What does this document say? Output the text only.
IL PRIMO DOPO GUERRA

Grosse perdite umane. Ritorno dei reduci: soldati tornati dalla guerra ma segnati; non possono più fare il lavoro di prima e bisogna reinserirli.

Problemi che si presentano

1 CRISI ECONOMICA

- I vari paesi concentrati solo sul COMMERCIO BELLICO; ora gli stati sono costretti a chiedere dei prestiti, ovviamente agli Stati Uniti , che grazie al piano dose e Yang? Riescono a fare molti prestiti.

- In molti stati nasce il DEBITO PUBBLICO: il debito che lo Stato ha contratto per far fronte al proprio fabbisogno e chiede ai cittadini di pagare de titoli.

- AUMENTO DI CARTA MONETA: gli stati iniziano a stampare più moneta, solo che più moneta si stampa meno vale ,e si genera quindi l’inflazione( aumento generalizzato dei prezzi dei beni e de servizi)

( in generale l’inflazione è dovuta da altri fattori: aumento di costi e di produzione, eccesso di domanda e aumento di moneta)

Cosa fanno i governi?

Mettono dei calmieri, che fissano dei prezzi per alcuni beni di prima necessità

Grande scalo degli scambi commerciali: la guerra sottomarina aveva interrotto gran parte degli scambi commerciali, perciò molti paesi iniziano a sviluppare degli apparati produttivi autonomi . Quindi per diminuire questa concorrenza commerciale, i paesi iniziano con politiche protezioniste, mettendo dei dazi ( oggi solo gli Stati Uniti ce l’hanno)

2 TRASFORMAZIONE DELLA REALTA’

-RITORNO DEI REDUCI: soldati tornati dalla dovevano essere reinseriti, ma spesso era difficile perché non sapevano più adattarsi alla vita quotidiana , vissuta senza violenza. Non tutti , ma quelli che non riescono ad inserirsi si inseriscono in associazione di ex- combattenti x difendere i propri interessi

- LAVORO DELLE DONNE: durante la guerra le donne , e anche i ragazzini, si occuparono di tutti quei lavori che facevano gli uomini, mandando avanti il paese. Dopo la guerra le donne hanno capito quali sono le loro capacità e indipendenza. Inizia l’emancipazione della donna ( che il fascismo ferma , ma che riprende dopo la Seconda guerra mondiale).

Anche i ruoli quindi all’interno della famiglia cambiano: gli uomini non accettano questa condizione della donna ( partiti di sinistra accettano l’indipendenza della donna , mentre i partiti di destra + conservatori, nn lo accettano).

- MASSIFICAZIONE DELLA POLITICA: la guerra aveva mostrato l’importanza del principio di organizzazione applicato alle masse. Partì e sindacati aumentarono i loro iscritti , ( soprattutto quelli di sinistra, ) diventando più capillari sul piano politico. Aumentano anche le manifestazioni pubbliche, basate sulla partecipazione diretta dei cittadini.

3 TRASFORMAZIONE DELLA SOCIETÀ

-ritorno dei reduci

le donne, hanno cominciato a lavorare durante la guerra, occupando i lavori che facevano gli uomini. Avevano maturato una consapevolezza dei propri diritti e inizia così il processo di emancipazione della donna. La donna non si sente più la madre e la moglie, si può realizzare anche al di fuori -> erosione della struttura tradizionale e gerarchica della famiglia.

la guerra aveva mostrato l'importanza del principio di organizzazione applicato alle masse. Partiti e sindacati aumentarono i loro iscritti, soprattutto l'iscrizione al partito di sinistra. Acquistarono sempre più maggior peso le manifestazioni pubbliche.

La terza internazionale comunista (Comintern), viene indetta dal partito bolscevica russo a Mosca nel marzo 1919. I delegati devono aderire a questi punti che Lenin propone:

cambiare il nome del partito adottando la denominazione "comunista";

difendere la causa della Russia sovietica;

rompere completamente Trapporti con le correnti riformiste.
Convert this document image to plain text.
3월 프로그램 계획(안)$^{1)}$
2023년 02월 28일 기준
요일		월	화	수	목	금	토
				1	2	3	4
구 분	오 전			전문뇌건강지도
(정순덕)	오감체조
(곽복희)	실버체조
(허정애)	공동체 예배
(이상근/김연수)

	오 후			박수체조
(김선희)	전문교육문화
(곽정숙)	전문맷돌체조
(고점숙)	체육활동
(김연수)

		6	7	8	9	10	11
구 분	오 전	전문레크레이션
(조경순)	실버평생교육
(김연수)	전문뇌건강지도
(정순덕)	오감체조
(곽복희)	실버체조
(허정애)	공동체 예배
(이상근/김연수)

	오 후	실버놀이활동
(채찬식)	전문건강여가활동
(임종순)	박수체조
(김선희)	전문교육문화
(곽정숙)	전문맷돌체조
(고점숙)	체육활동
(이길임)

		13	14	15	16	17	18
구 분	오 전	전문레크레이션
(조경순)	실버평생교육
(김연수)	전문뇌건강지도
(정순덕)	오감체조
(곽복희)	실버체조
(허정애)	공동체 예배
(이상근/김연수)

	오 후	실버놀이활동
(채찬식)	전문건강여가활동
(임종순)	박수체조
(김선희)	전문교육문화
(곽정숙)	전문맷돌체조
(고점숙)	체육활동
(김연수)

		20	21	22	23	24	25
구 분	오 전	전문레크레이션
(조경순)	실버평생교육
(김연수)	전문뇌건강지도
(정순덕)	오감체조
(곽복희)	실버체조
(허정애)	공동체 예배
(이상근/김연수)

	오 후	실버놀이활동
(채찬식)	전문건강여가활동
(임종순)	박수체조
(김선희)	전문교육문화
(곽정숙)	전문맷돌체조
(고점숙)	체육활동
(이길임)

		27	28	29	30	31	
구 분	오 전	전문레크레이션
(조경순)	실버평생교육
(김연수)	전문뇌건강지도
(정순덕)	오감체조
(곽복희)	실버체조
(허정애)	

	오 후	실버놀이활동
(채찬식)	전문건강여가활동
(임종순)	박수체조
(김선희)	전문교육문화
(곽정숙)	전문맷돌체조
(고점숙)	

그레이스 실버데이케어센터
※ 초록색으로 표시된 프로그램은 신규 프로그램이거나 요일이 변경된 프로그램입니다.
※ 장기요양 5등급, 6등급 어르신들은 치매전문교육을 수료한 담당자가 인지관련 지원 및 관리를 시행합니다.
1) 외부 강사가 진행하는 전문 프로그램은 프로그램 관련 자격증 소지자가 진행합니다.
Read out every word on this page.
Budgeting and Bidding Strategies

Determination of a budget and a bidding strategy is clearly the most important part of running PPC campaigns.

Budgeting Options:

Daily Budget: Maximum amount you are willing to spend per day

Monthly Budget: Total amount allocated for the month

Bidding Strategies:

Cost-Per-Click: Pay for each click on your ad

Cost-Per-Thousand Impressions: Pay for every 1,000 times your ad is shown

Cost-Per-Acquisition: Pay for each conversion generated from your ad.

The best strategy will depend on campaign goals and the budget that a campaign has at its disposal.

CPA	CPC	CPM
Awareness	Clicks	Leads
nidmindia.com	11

= = = = =

— Brief —
Repeat the records above exactly as they appear.

— Answer to this task —
What does this document say? Output the text only.
IL PRIMO DOPO GUERRA

Grosse perdite umane. Ritorno dei reduci: soldati tornati dalla guerra ma segnati; non possono più fare il lavoro di prima e bisogna reinserirli.

Problemi che si presentano

1 CRISI ECONOMICA

- I vari paesi concentrati solo sul COMMERCIO BELLICO; ora gli stati sono costretti a chiedere dei prestiti, ovviamente agli Stati Uniti , che grazie al piano dose e Yang? Riescono a fare molti prestiti.

- In molti stati nasce il DEBITO PUBBLICO: il debito che lo Stato ha contratto per far fronte al proprio fabbisogno e chiede ai cittadini di pagare de titoli.

- AUMENTO DI CARTA MONETA: gli stati iniziano a stampare più moneta, solo che più moneta si stampa meno vale ,e si genera quindi l’inflazione( aumento generalizzato dei prezzi dei beni e de servizi)

( in generale l’inflazione è dovuta da altri fattori: aumento di costi e di produzione, eccesso di domanda e aumento di moneta)

Cosa fanno i governi?

Mettono dei calmieri, che fissano dei prezzi per alcuni beni di prima necessità

Grande scalo degli scambi commerciali: la guerra sottomarina aveva interrotto gran parte degli scambi commerciali, perciò molti paesi iniziano a sviluppare degli apparati produttivi autonomi . Quindi per diminuire questa concorrenza commerciale, i paesi iniziano con politiche protezioniste, mettendo dei dazi ( oggi solo gli Stati Uniti ce l’hanno)

2 TRASFORMAZIONE DELLA REALTA’

-RITORNO DEI REDUCI: soldati tornati dalla dovevano essere reinseriti, ma spesso era difficile perché non sapevano più adattarsi alla vita quotidiana , vissuta senza violenza. Non tutti , ma quelli che non riescono ad inserirsi si inseriscono in associazione di ex- combattenti x difendere i propri interessi

- LAVORO DELLE DONNE: durante la guerra le donne , e anche i ragazzini, si occuparono di tutti quei lavori che facevano gli uomini, mandando avanti il paese. Dopo la guerra le donne hanno capito quali sono le loro capacità e indipendenza. Inizia l’emancipazione della donna ( che il fascismo ferma , ma che riprende dopo la Seconda guerra mondiale).

Anche i ruoli quindi all’interno della famiglia cambiano: gli uomini non accettano questa condizione della donna ( partiti di sinistra accettano l’indipendenza della donna , mentre i partiti di destra + conservatori, nn lo accettano).

- MASSIFICAZIONE DELLA POLITICA: la guerra aveva mostrato l’importanza del principio di organizzazione applicato alle masse. Partì e sindacati aumentarono i loro iscritti , ( soprattutto quelli di sinistra, ) diventando più capillari sul piano politico. Aumentano anche le manifestazioni pubbliche, basate sulla partecipazione diretta dei cittadini.

3 TRASFORMAZIONE DELLA SOCIETÀ

-ritorno dei reduci

le donne, hanno cominciato a lavorare durante la guerra, occupando i lavori che facevano gli uomini. Avevano maturato una consapevolezza dei propri diritti e inizia così il processo di emancipazione della donna. La donna non si sente più la madre e la moglie, si può realizzare anche al di fuori -> erosione della struttura tradizionale e gerarchica della famiglia.

la guerra aveva mostrato l'importanza del principio di organizzazione applicato alle masse. Partiti e sindacati aumentarono i loro iscritti, soprattutto l'iscrizione al partito di sinistra. Acquistarono sempre più maggior peso le manifestazioni pubbliche.

La terza internazionale comunista (Comintern), viene indetta dal partito bolscevica russo a Mosca nel marzo 1919. I delegati devono aderire a questi punti che Lenin propone:

cambiare il nome del partito adottando la denominazione "comunista";

difendere la causa della Russia sovietica;

rompere completamente Trapporti con le correnti riformiste.
Convert this document image to plain text.
3월 프로그램 계획(안)$^{1)}$
2023년 02월 28일 기준
요일		월	화	수	목	금	토
				1	2	3	4
구 분	오 전			전문뇌건강지도
(정순덕)	오감체조
(곽복희)	실버체조
(허정애)	공동체 예배
(이상근/김연수)

	오 후			박수체조
(김선희)	전문교육문화
(곽정숙)	전문맷돌체조
(고점숙)	체육활동
(김연수)

		6	7	8	9	10	11
구 분	오 전	전문레크레이션
(조경순)	실버평생교육
(김연수)	전문뇌건강지도
(정순덕)	오감체조
(곽복희)	실버체조
(허정애)	공동체 예배
(이상근/김연수)

	오 후	실버놀이활동
(채찬식)	전문건강여가활동
(임종순)	박수체조
(김선희)	전문교육문화
(곽정숙)	전문맷돌체조
(고점숙)	체육활동
(이길임)

		13	14	15	16	17	18
구 분	오 전	전문레크레이션
(조경순)	실버평생교육
(김연수)	전문뇌건강지도
(정순덕)	오감체조
(곽복희)	실버체조
(허정애)	공동체 예배
(이상근/김연수)

	오 후	실버놀이활동
(채찬식)	전문건강여가활동
(임종순)	박수체조
(김선희)	전문교육문화
(곽정숙)	전문맷돌체조
(고점숙)	체육활동
(김연수)

		20	21	22	23	24	25
구 분	오 전	전문레크레이션
(조경순)	실버평생교육
(김연수)	전문뇌건강지도
(정순덕)	오감체조
(곽복희)	실버체조
(허정애)	공동체 예배
(이상근/김연수)

	오 후	실버놀이활동
(채찬식)	전문건강여가활동
(임종순)	박수체조
(김선희)	전문교육문화
(곽정숙)	전문맷돌체조
(고점숙)	체육활동
(이길임)

		27	28	29	30	31	
구 분	오 전	전문레크레이션
(조경순)	실버평생교육
(김연수)	전문뇌건강지도
(정순덕)	오감체조
(곽복희)	실버체조
(허정애)	

	오 후	실버놀이활동
(채찬식)	전문건강여가활동
(임종순)	박수체조
(김선희)	전문교육문화
(곽정숙)	전문맷돌체조
(고점숙)	

그레이스 실버데이케어센터
※ 초록색으로 표시된 프로그램은 신규 프로그램이거나 요일이 변경된 프로그램입니다.
※ 장기요양 5등급, 6등급 어르신들은 치매전문교육을 수료한 담당자가 인지관련 지원 및 관리를 시행합니다.
1) 외부 강사가 진행하는 전문 프로그램은 프로그램 관련 자격증 소지자가 진행합니다.
Read out every word on this page.
Budgeting and Bidding Strategies

Determination of a budget and a bidding strategy is clearly the most important part of running PPC campaigns.

Budgeting Options:

Daily Budget: Maximum amount you are willing to spend per day

Monthly Budget: Total amount allocated for the month

Bidding Strategies:

Cost-Per-Click: Pay for each click on your ad

Cost-Per-Thousand Impressions: Pay for every 1,000 times your ad is shown

Cost-Per-Acquisition: Pay for each conversion generated from your ad.

The best strategy will depend on campaign goals and the budget that a campaign has at its disposal.

CPA	CPC	CPM
Awareness	Clicks	Leads
nidmindia.com	11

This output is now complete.